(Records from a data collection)
______________________________

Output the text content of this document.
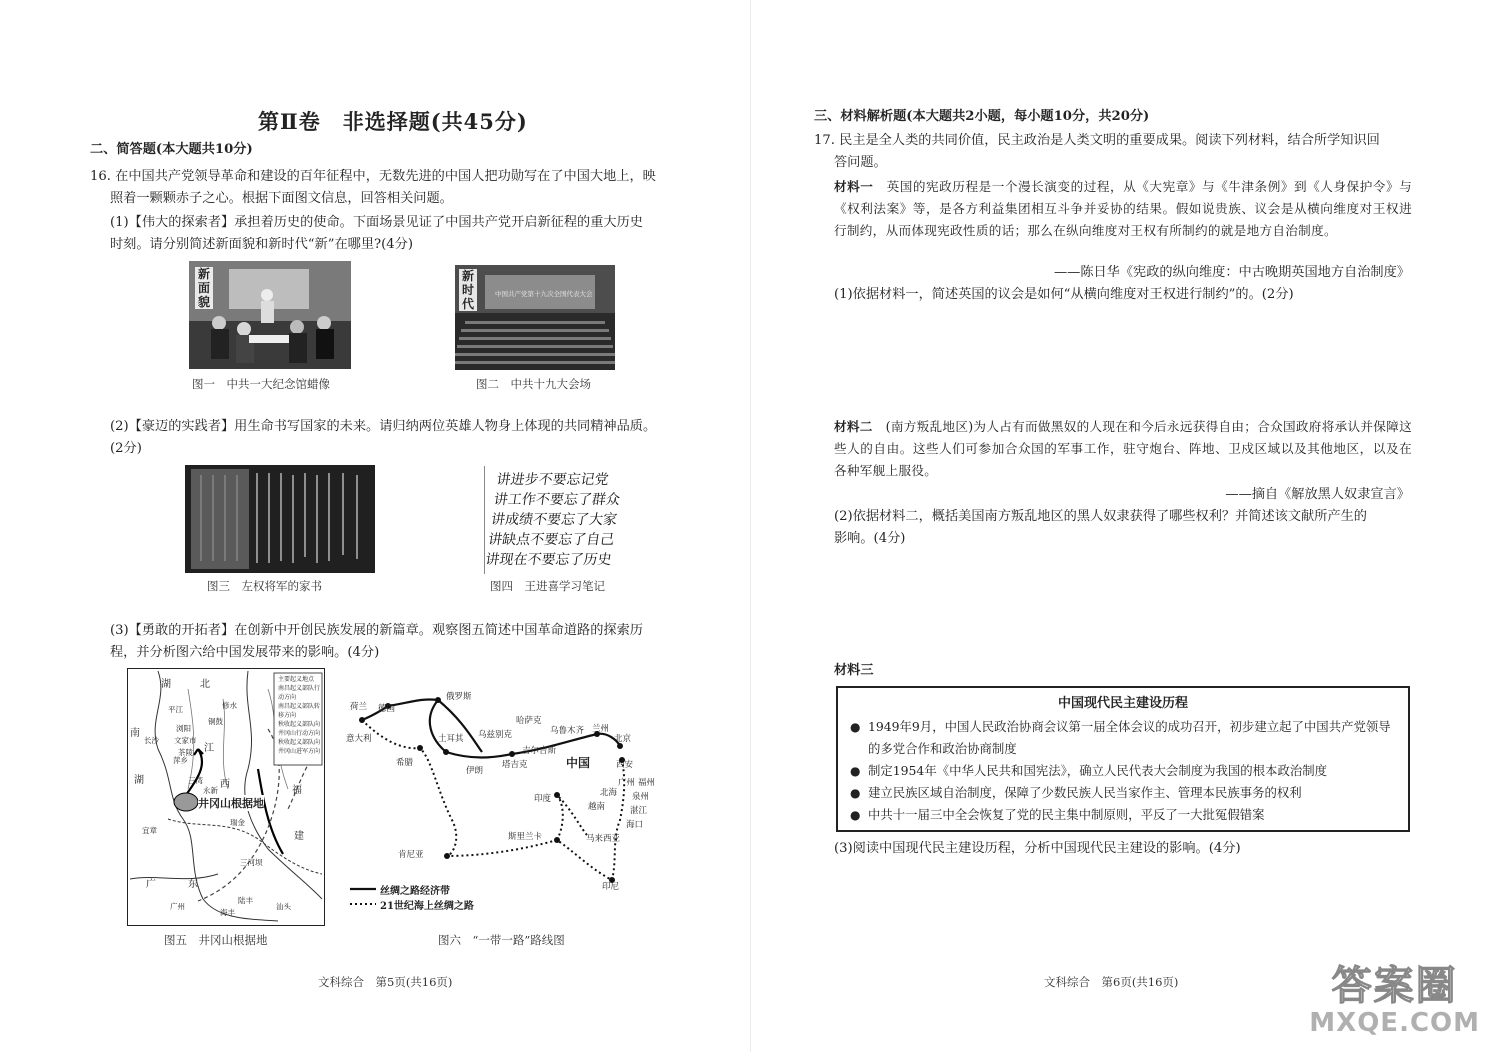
第Ⅱ卷　非选择题(共45分)
二、简答题(本大题共10分)
16. 在中国共产党领导革命和建设的百年征程中，无数先进的中国人把功勋写在了中国大地上，映
照着一颗颗赤子之心。根据下面图文信息，回答相关问题。
(1)【伟大的探索者】承担着历史的使命。下面场景见证了中国共产党开启新征程的重大历史
时刻。请分别简述新面貌和新时代“新”在哪里?(4分)
新面貌
图一　中共一大纪念馆蜡像
中国共产党第十九次全国代表大会
新时代
图二　中共十九大会场
(2)【豪迈的实践者】用生命书写国家的未来。请归纳两位英雄人物身上体现的共同精神品质。
(2分)
图三　左权将军的家书
讲进步不要忘记党
讲工作不要忘了群众
讲成绩不要忘了大家
讲缺点不要忘了自己
讲现在不要忘了历史
图四　王进喜学习笔记
(3)【勇敢的开拓者】在创新中开创民族发展的新篇章。观察图五简述中国革命道路的探索历
程，并分析图六给中国发展带来的影响。(4分)
湖	北
南
江
西
福
建
广	东
湖
修水
铜鼓
平江
浏阳
文家市
长沙
萍乡
三湾
永新
瑞金
宜章
三河坝
广州
陆丰
海丰
汕头
茶陵
井冈山根据地
主要起义地点
南昌起义部队行动方向
南昌起义部队转移方向
秋收起义部队向井冈山行动方向
秋收起义部队向井冈山进军方向
图五　井冈山根据地
荷兰 德国
意大利
希腊
俄罗斯
土耳其 乌兹别克
伊朗
哈萨克
吉尔吉斯
塔吉克
乌鲁木齐 兰州
北京
西安
中国
广州 福州
泉州
湛江
海口
北海
越南
印度
斯里兰卡	马来西亚
肯尼亚
印尼
丝绸之路经济带
21世纪海上丝绸之路
图六　“一带一路”路线图
文科综合　第5页(共16页)
三、材料解析题(本大题共2小题，每小题10分，共20分)
17. 民主是全人类的共同价值，民主政治是人类文明的重要成果。阅读下列材料，结合所学知识回
答问题。
材料一　 英国的宪政历程是一个漫长演变的过程，从《大宪章》与《牛津条例》到《人身保护令》与《权利法案》等，是各方利益集团相互斗争并妥协的结果。假如说贵族、议会是从横向维度对王权进行制约，从而体现宪政性质的话；那么在纵向维度对王权有所制约的就是地方自治制度。
——陈日华《宪政的纵向维度：中古晚期英国地方自治制度》
(1)依据材料一，简述英国的议会是如何“从横向维度对王权进行制约”的。(2分)
材料二　 (南方叛乱地区)为人占有而做黑奴的人现在和今后永远获得自由；合众国政府将承认并保障这些人的自由。这些人们可参加合众国的军事工作，驻守炮台、阵地、卫戍区域以及其他地区，以及在各种军舰上服役。
——摘自《解放黑人奴隶宣言》
(2)依据材料二，概括美国南方叛乱地区的黑人奴隶获得了哪些权利？并简述该文献所产生的
影响。(4分)
材料三
中国现代民主建设历程
● 1949年9月，中国人民政治协商会议第一届全体会议的成功召开，初步建立起了中国共产党领导的多党合作和政治协商制度
● 制定1954年《中华人民共和国宪法》，确立人民代表大会制度为我国的根本政治制度
● 建立民族区域自治制度，保障了少数民族人民当家作主、管理本民族事务的权利
● 中共十一届三中全会恢复了党的民主集中制原则，平反了一大批冤假错案
(3)阅读中国现代民主建设历程，分析中国现代民主建设的影响。(4分)
文科综合　第6页(共16页)	答案圈
MXQE.COM
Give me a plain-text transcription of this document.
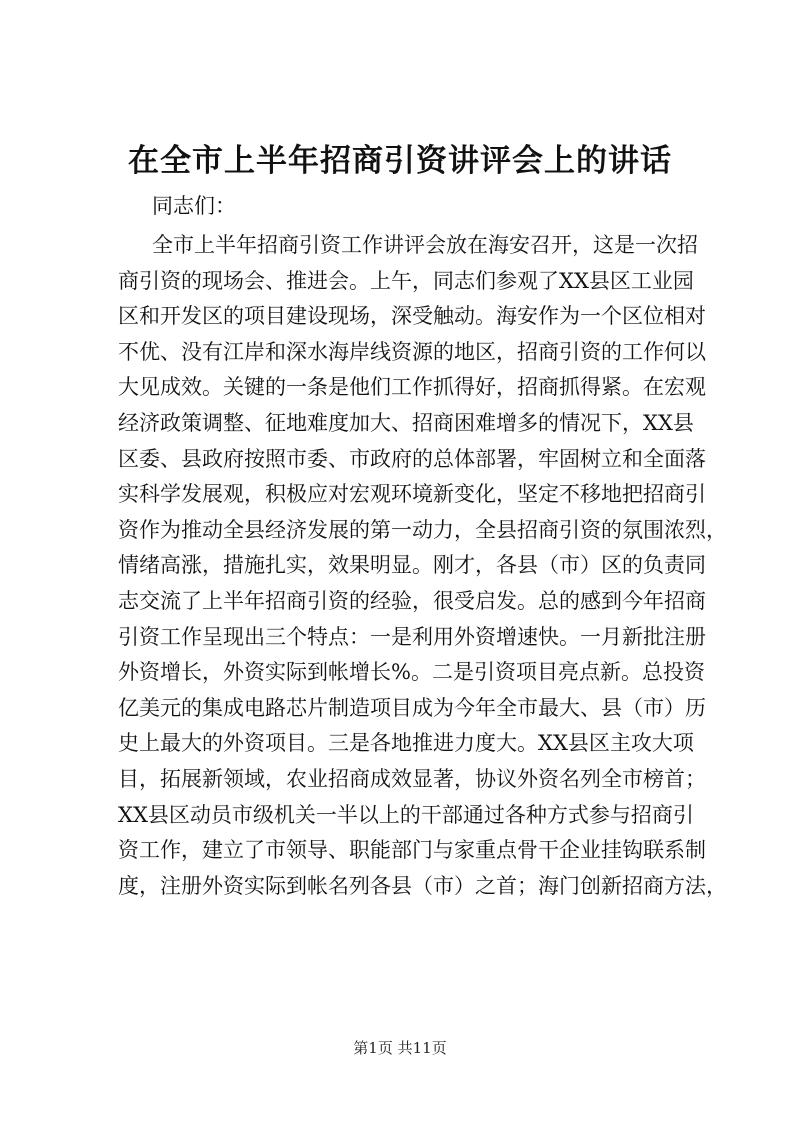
在全市上半年招商引资讲评会上的讲话

同志们：

全市上半年招商引资工作讲评会放在海安召开，这是一次招
商引资的现场会、推进会。上午，同志们参观了XX县区工业园
区和开发区的项目建设现场，深受触动。海安作为一个区位相对
不优、没有江岸和深水海岸线资源的地区，招商引资的工作何以
大见成效。关键的一条是他们工作抓得好，招商抓得紧。在宏观
经济政策调整、征地难度加大、招商困难增多的情况下，XX县
区委、县政府按照市委、市政府的总体部署，牢固树立和全面落
实科学发展观，积极应对宏观环境新变化，坚定不移地把招商引
资作为推动全县经济发展的第一动力，全县招商引资的氛围浓烈，
情绪高涨，措施扎实，效果明显。刚才，各县（市）区的负责同
志交流了上半年招商引资的经验，很受启发。总的感到今年招商
引资工作呈现出三个特点：一是利用外资增速快。一月新批注册
外资增长，外资实际到帐增长%。二是引资项目亮点新。总投资
亿美元的集成电路芯片制造项目成为今年全市最大、县（市）历
史上最大的外资项目。三是各地推进力度大。XX县区主攻大项
目，拓展新领域，农业招商成效显著，协议外资名列全市榜首；
XX县区动员市级机关一半以上的干部通过各种方式参与招商引
资工作，建立了市领导、职能部门与家重点骨干企业挂钩联系制
度，注册外资实际到帐名列各县（市）之首；海门创新招商方法，
第1页 共11页
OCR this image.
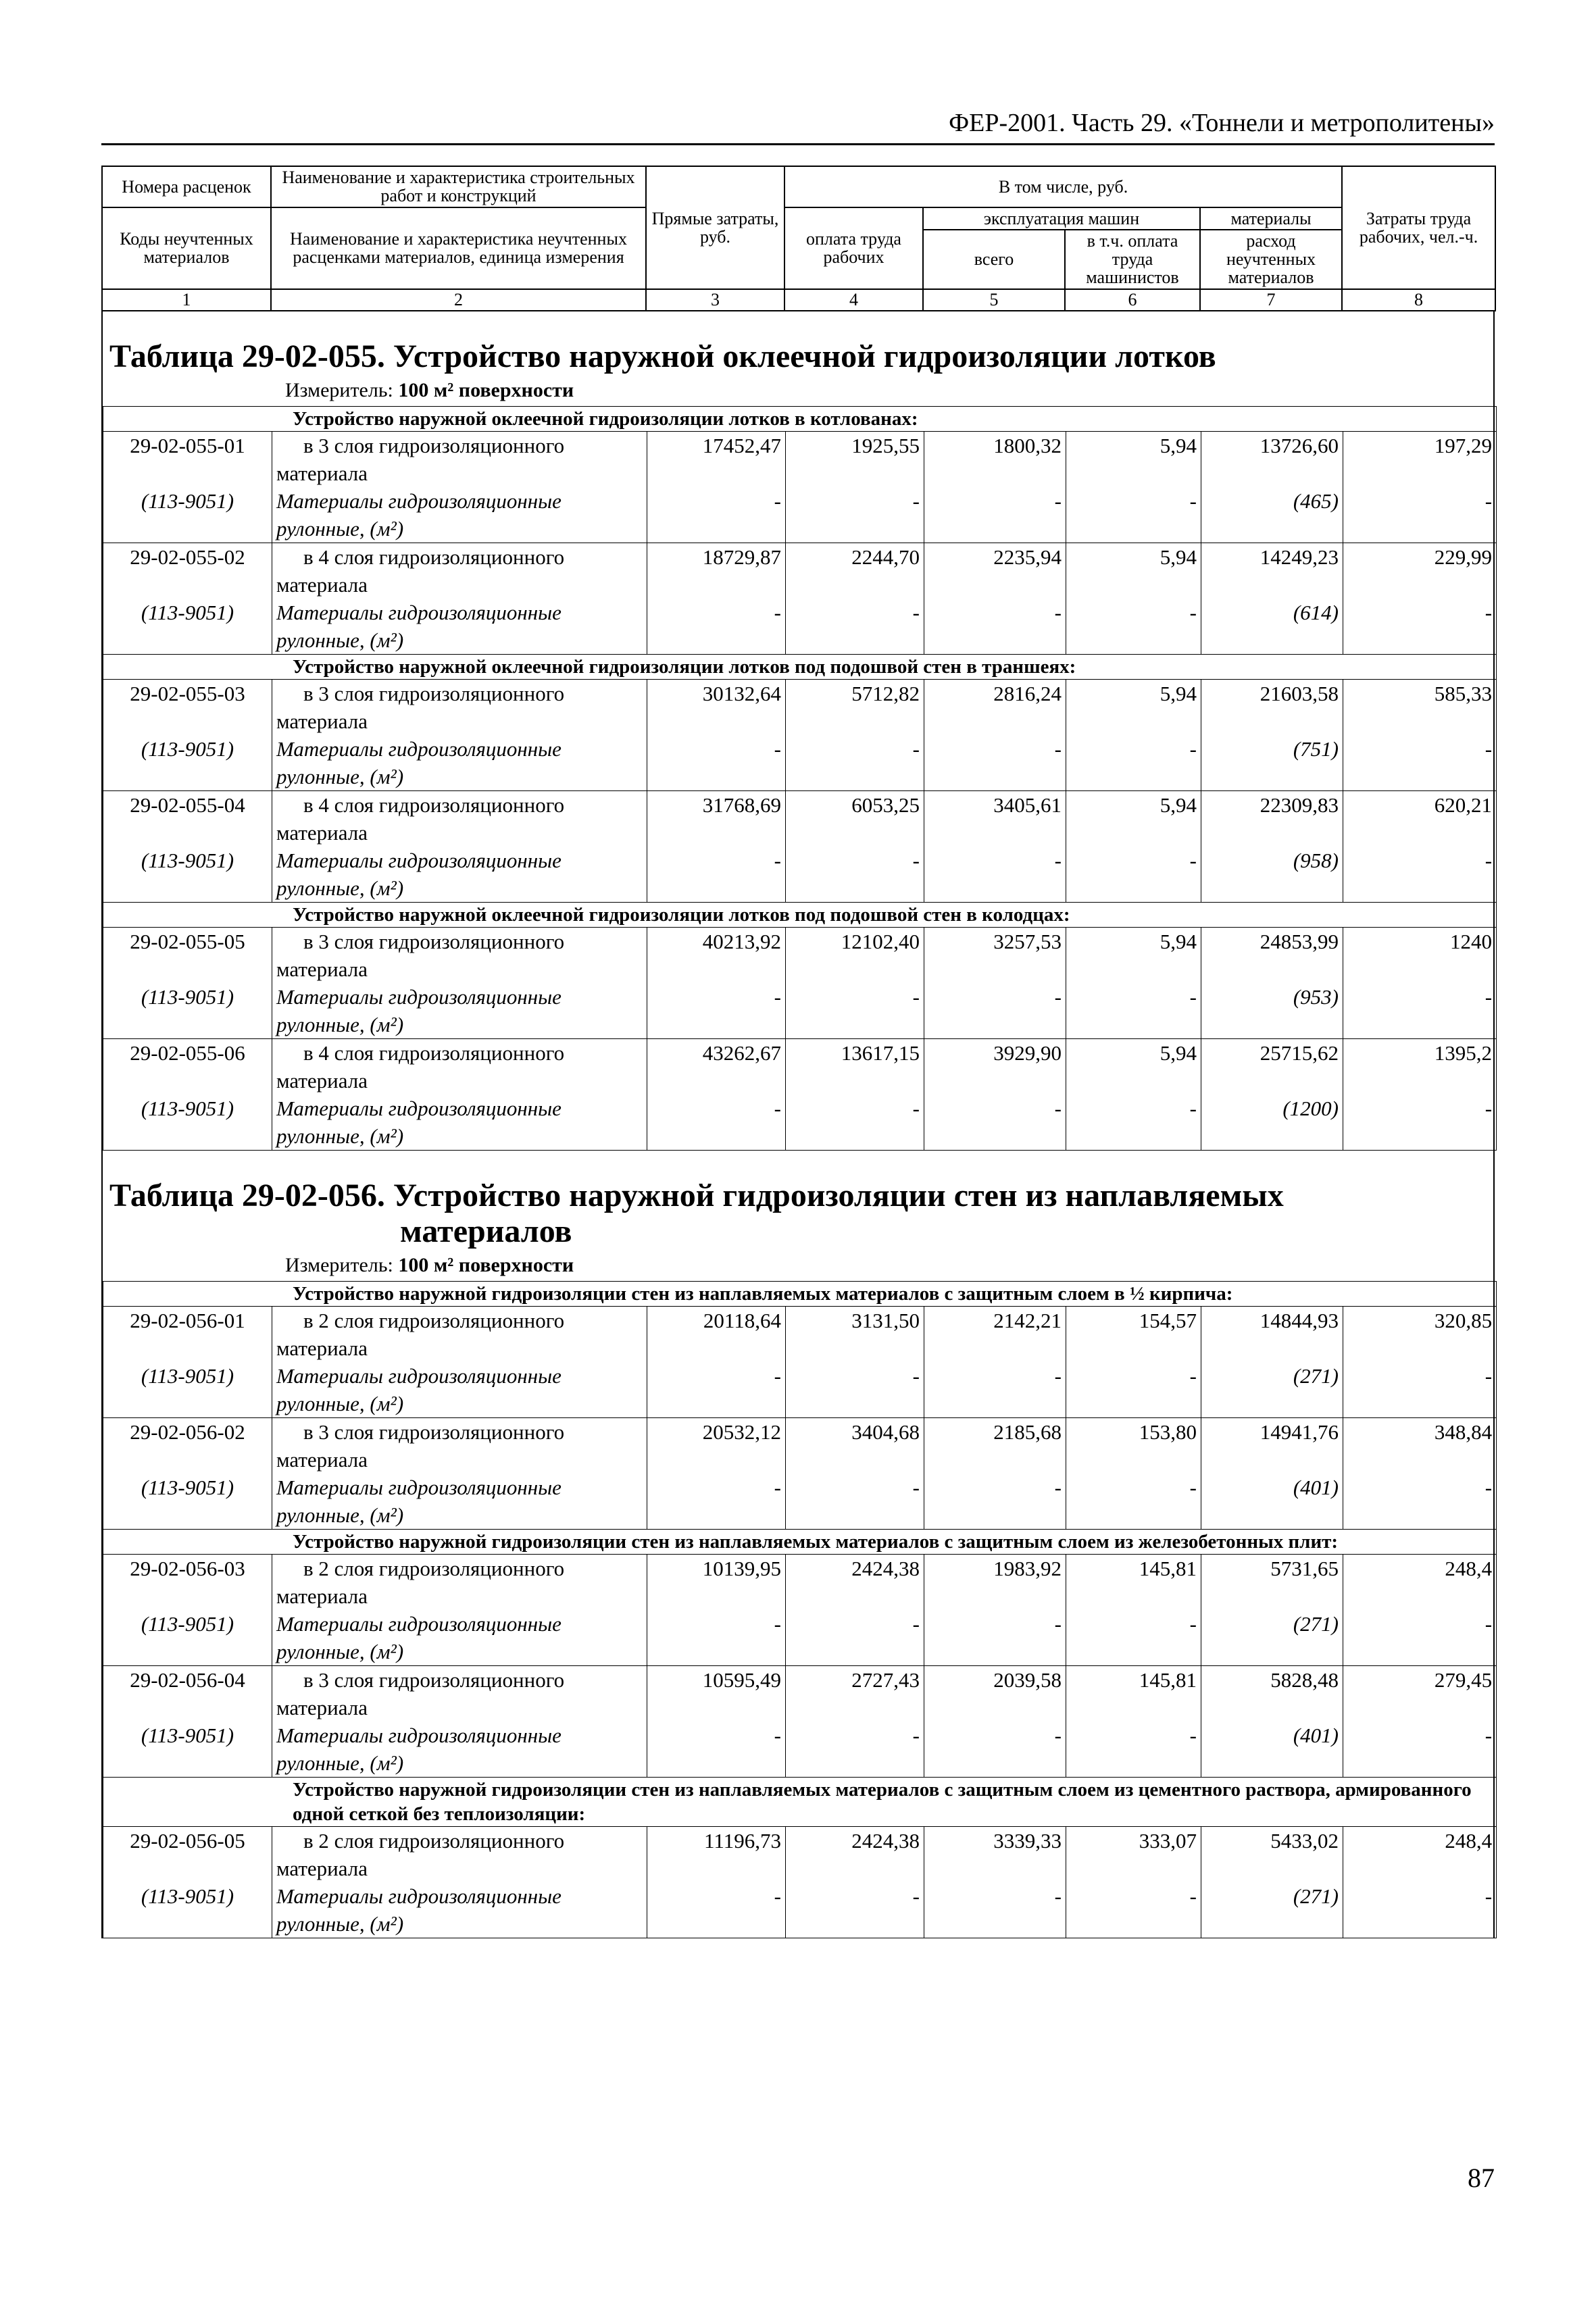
ФЕР-2001. Часть 29. «Тоннели и метрополитены»
Номера расценок	Наименование и характеристика строительных работ и конструкций	Прямые затраты, руб.	В том числе, руб.				Затраты труда рабочих, чел.-ч.
Коды неучтенных материалов	Наименование и характеристика неучтенных расценками материалов, единица измерения		оплата труда рабочих	эксплуатация машин		материалы	
				всего	в т.ч. оплата труда машинистов	расход неучтенных материалов	
1	2	3	4	5	6	7	8
Таблица 29-02-055. Устройство наружной оклеечной гидроизоляции лотков
Измеритель: 100 м² поверхности
Устройство наружной оклеечной гидроизоляции лотков в котлованах:							
29-02-055-01	в 3 слоя гидроизоляционного материала	17452,47	1925,55	1800,32	5,94	13726,60	197,29
(113-9051)	Материалы гидроизоляционные рулонные, (м²)	-	-	-	-	(465)	-
29-02-055-02	в 4 слоя гидроизоляционного материала	18729,87	2244,70	2235,94	5,94	14249,23	229,99
(113-9051)	Материалы гидроизоляционные рулонные, (м²)	-	-	-	-	(614)	-
Устройство наружной оклеечной гидроизоляции лотков под подошвой стен в траншеях:							
29-02-055-03	в 3 слоя гидроизоляционного материала	30132,64	5712,82	2816,24	5,94	21603,58	585,33
(113-9051)	Материалы гидроизоляционные рулонные, (м²)	-	-	-	-	(751)	-
29-02-055-04	в 4 слоя гидроизоляционного материала	31768,69	6053,25	3405,61	5,94	22309,83	620,21
(113-9051)	Материалы гидроизоляционные рулонные, (м²)	-	-	-	-	(958)	-
Устройство наружной оклеечной гидроизоляции лотков под подошвой стен в колодцах:							
29-02-055-05	в 3 слоя гидроизоляционного материала	40213,92	12102,40	3257,53	5,94	24853,99	1240
(113-9051)	Материалы гидроизоляционные рулонные, (м²)	-	-	-	-	(953)	-
29-02-055-06	в 4 слоя гидроизоляционного материала	43262,67	13617,15	3929,90	5,94	25715,62	1395,2
(113-9051)	Материалы гидроизоляционные рулонные, (м²)	-	-	-	-	(1200)	-
Таблица 29-02-056. Устройство наружной гидроизоляции стен из наплавляемых
материалов
Измеритель: 100 м² поверхности
Устройство наружной гидроизоляции стен из наплавляемых материалов с защитным слоем в ½ кирпича:							
29-02-056-01	в 2 слоя гидроизоляционного материала	20118,64	3131,50	2142,21	154,57	14844,93	320,85
(113-9051)	Материалы гидроизоляционные рулонные, (м²)	-	-	-	-	(271)	-
29-02-056-02	в 3 слоя гидроизоляционного материала	20532,12	3404,68	2185,68	153,80	14941,76	348,84
(113-9051)	Материалы гидроизоляционные рулонные, (м²)	-	-	-	-	(401)	-
Устройство наружной гидроизоляции стен из наплавляемых материалов с защитным слоем из железобетонных плит:							
29-02-056-03	в 2 слоя гидроизоляционного материала	10139,95	2424,38	1983,92	145,81	5731,65	248,4
(113-9051)	Материалы гидроизоляционные рулонные, (м²)	-	-	-	-	(271)	-
29-02-056-04	в 3 слоя гидроизоляционного материала	10595,49	2727,43	2039,58	145,81	5828,48	279,45
(113-9051)	Материалы гидроизоляционные рулонные, (м²)	-	-	-	-	(401)	-
Устройство наружной гидроизоляции стен из наплавляемых материалов с защитным слоем из цементного раствора, армированного одной сеткой без теплоизоляции:							
29-02-056-05	в 2 слоя гидроизоляционного материала	11196,73	2424,38	3339,33	333,07	5433,02	248,4
(113-9051)	Материалы гидроизоляционные рулонные, (м²)	-	-	-	-	(271)	-
87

______________________________

# [To be done]
Check every line of the data, and copy the ones that contain "оплата".

# [Task solution]
Коды неучтенных материалов	Наименование и характеристика неучтенных расценками материалов, единица измерения		оплата труда рабочих	эксплуатация машин		материалы	
				всего	в т.ч. оплата труда машинистов	расход неучтенных материалов	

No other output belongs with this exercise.